Start of Record list

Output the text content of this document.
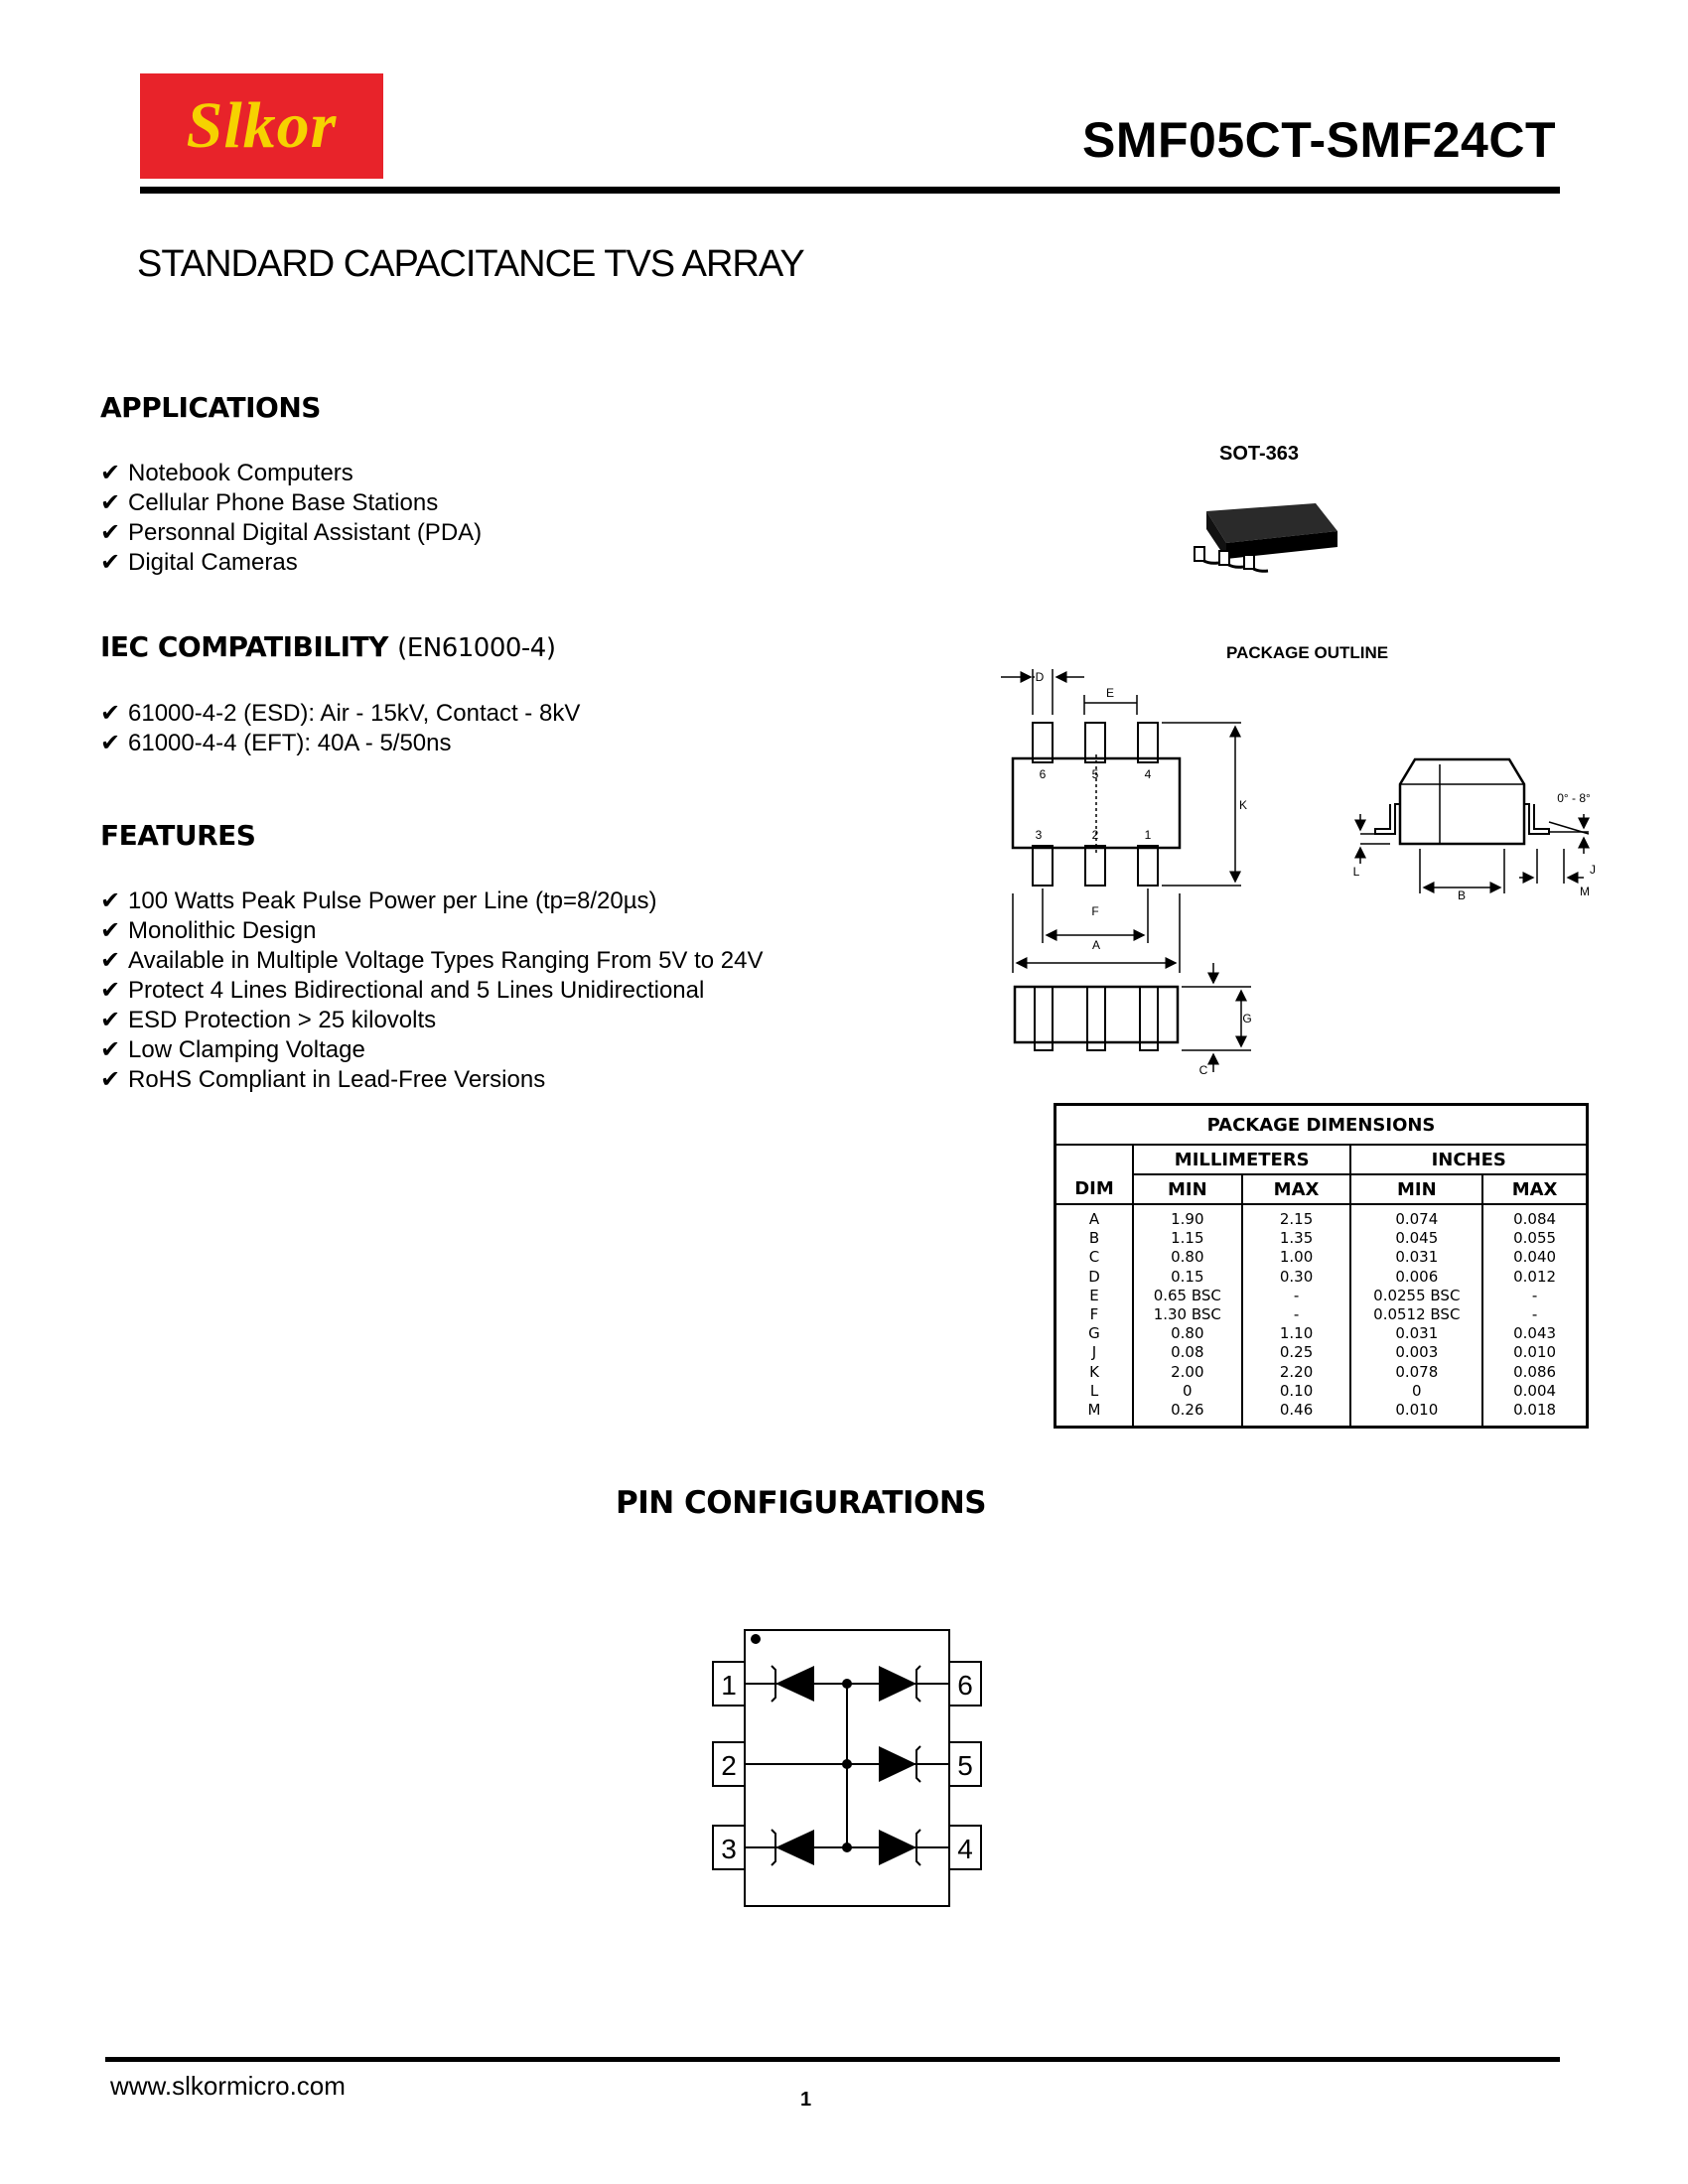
Slkor	SMF05CT-SMF24CT
STANDARD CAPACITANCE TVS ARRAY
APPLICATIONS
✔ Notebook Computers
✔ Cellular Phone Base Stations
✔ Personnal Digital Assistant (PDA)
✔ Digital Cameras
IEC COMPATIBILITY (EN61000-4)
✔ 61000-4-2 (ESD): Air - 15kV, Contact - 8kV
✔ 61000-4-4 (EFT): 40A - 5/50ns
FEATURES
✔ 100 Watts Peak Pulse Power per Line (tp=8/20µs)
✔ Monolithic Design
✔ Available in Multiple Voltage Types Ranging From 5V to 24V
✔ Protect 4 Lines Bidirectional and 5 Lines Unidirectional
✔ ESD Protection > 25 kilovolts
✔ Low Clamping Voltage
✔ RoHS Compliant in Lead-Free Versions
SOT-363
PACKAGE OUTLINE
D
E
6	5	4
3	2	1
K
F
A
G
C
L
B	M
J
0° - 8°
PACKAGE DIMENSIONS				
	MILLIMETERS		INCHES	
DIM	MIN	MAX	MIN	MAX
A	1.90	2.15	0.074	0.084
B	1.15	1.35	0.045	0.055
C	0.80	1.00	0.031	0.040
D	0.15	0.30	0.006	0.012
E	0.65 BSC	-	0.0255 BSC	-
F	1.30 BSC	-	0.0512 BSC	-
G	0.80	1.10	0.031	0.043
J	0.08	0.25	0.003	0.010
K	2.00	2.20	0.078	0.086
L	0	0.10	0	0.004
M	0.26	0.46	0.010	0.018
PIN CONFIGURATIONS
1
2
3
6
5
4
www.slkormicro.com	1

End of Record list

Direction: Give back every line exactly as it stands, pictures excluded.

Written reply:
Output the text content of this document.
Slkor	SMF05CT-SMF24CT
STANDARD CAPACITANCE TVS ARRAY
APPLICATIONS
✔ Notebook Computers
✔ Cellular Phone Base Stations
✔ Personnal Digital Assistant (PDA)
✔ Digital Cameras
IEC COMPATIBILITY (EN61000-4)
✔ 61000-4-2 (ESD): Air - 15kV, Contact - 8kV
✔ 61000-4-4 (EFT): 40A - 5/50ns
FEATURES
✔ 100 Watts Peak Pulse Power per Line (tp=8/20µs)
✔ Monolithic Design
✔ Available in Multiple Voltage Types Ranging From 5V to 24V
✔ Protect 4 Lines Bidirectional and 5 Lines Unidirectional
✔ ESD Protection > 25 kilovolts
✔ Low Clamping Voltage
✔ RoHS Compliant in Lead-Free Versions
SOT-363
PACKAGE OUTLINE
D
E
6	5	4
3	2	1
K
F
A
G
C
L
B	M
J
0° - 8°
PACKAGE DIMENSIONS				
	MILLIMETERS		INCHES	
DIM	MIN	MAX	MIN	MAX
A	1.90	2.15	0.074	0.084
B	1.15	1.35	0.045	0.055
C	0.80	1.00	0.031	0.040
D	0.15	0.30	0.006	0.012
E	0.65 BSC	-	0.0255 BSC	-
F	1.30 BSC	-	0.0512 BSC	-
G	0.80	1.10	0.031	0.043
J	0.08	0.25	0.003	0.010
K	2.00	2.20	0.078	0.086
L	0	0.10	0	0.004
M	0.26	0.46	0.010	0.018
PIN CONFIGURATIONS
1
2
3
6
5
4
www.slkormicro.com	1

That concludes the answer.